**Directions for this task**: Look through the data and write out every line with the word "from" in it.
•••••
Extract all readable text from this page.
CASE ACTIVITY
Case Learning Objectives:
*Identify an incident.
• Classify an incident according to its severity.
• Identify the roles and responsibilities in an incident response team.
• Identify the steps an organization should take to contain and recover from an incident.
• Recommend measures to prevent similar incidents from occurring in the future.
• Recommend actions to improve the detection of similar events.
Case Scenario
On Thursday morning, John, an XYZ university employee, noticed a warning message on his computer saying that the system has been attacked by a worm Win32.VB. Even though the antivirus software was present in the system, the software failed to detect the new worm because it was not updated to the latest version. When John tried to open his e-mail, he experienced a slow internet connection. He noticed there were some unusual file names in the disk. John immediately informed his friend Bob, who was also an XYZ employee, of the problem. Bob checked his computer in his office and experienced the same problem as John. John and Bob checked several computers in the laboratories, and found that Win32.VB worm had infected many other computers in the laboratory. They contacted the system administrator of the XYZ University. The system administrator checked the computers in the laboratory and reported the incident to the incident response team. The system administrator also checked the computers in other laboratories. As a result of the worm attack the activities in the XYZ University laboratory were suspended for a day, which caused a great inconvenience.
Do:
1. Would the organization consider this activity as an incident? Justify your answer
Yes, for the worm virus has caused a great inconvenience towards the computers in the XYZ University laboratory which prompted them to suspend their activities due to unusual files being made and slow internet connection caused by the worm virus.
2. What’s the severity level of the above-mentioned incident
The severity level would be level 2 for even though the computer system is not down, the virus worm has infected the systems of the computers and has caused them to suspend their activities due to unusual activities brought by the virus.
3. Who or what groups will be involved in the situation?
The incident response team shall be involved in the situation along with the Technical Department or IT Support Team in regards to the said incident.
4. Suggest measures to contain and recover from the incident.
•••••
**Output below**:
Extract all readable text from this page.
• Identify the steps an organization should take to contain and recover from an incident.
• Recommend measures to prevent similar incidents from occurring in the future.
4. Suggest measures to contain and recover from the incident.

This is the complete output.